Copy all records verbatim.

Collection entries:
··········

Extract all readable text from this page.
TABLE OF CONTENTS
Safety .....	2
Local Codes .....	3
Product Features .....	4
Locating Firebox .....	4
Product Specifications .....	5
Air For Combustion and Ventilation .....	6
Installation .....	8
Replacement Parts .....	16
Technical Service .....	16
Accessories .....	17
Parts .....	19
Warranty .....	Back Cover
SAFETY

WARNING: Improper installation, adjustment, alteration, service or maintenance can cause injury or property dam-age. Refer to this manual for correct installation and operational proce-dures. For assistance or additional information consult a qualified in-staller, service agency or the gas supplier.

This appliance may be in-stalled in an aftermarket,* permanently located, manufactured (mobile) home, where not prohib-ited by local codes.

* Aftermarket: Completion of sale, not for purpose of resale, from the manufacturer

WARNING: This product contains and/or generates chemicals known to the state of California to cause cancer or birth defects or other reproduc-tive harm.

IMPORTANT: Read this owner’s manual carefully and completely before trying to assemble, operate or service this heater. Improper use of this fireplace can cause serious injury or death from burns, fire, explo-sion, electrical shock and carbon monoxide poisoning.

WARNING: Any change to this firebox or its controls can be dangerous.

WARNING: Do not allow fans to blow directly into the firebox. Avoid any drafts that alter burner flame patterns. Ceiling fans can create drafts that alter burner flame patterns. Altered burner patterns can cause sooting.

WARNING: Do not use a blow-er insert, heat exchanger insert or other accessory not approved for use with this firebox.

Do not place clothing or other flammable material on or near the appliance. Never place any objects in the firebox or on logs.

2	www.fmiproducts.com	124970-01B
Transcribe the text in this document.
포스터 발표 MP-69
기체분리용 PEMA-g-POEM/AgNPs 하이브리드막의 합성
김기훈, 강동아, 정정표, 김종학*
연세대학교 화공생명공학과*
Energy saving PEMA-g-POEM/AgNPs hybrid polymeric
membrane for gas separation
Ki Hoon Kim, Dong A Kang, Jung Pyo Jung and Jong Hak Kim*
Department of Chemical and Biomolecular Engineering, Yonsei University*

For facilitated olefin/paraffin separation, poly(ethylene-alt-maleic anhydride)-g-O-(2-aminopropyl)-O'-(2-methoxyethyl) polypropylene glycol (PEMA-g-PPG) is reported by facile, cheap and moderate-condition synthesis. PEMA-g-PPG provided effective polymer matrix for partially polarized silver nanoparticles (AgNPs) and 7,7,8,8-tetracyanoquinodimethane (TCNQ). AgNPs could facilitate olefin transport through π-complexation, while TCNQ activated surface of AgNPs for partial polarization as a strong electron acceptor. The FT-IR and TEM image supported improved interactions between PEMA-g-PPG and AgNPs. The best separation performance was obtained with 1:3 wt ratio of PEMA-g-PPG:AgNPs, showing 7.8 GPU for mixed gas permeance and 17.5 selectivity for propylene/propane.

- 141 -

··········

# Expected answer:
Extract all readable text from this page.
TABLE OF CONTENTS
Safety .....	2
Local Codes .....	3
Product Features .....	4
Locating Firebox .....	4
Product Specifications .....	5
Air For Combustion and Ventilation .....	6
Installation .....	8
Replacement Parts .....	16
Technical Service .....	16
Accessories .....	17
Parts .....	19
Warranty .....	Back Cover
SAFETY

WARNING: Improper installation, adjustment, alteration, service or maintenance can cause injury or property dam-age. Refer to this manual for correct installation and operational proce-dures. For assistance or additional information consult a qualified in-staller, service agency or the gas supplier.

This appliance may be in-stalled in an aftermarket,* permanently located, manufactured (mobile) home, where not prohib-ited by local codes.

* Aftermarket: Completion of sale, not for purpose of resale, from the manufacturer

WARNING: This product contains and/or generates chemicals known to the state of California to cause cancer or birth defects or other reproduc-tive harm.

IMPORTANT: Read this owner’s manual carefully and completely before trying to assemble, operate or service this heater. Improper use of this fireplace can cause serious injury or death from burns, fire, explo-sion, electrical shock and carbon monoxide poisoning.

WARNING: Any change to this firebox or its controls can be dangerous.

WARNING: Do not allow fans to blow directly into the firebox. Avoid any drafts that alter burner flame patterns. Ceiling fans can create drafts that alter burner flame patterns. Altered burner patterns can cause sooting.

WARNING: Do not use a blow-er insert, heat exchanger insert or other accessory not approved for use with this firebox.

Do not place clothing or other flammable material on or near the appliance. Never place any objects in the firebox or on logs.

2	www.fmiproducts.com	124970-01B
Transcribe the text in this document.
포스터 발표 MP-69
기체분리용 PEMA-g-POEM/AgNPs 하이브리드막의 합성
김기훈, 강동아, 정정표, 김종학*
연세대학교 화공생명공학과*
Energy saving PEMA-g-POEM/AgNPs hybrid polymeric
membrane for gas separation
Ki Hoon Kim, Dong A Kang, Jung Pyo Jung and Jong Hak Kim*
Department of Chemical and Biomolecular Engineering, Yonsei University*

For facilitated olefin/paraffin separation, poly(ethylene-alt-maleic anhydride)-g-O-(2-aminopropyl)-O'-(2-methoxyethyl) polypropylene glycol (PEMA-g-PPG) is reported by facile, cheap and moderate-condition synthesis. PEMA-g-PPG provided effective polymer matrix for partially polarized silver nanoparticles (AgNPs) and 7,7,8,8-tetracyanoquinodimethane (TCNQ). AgNPs could facilitate olefin transport through π-complexation, while TCNQ activated surface of AgNPs for partial polarization as a strong electron acceptor. The FT-IR and TEM image supported improved interactions between PEMA-g-PPG and AgNPs. The best separation performance was obtained with 1:3 wt ratio of PEMA-g-PPG:AgNPs, showing 7.8 GPU for mixed gas permeance and 17.5 selectivity for propylene/propane.

- 141 -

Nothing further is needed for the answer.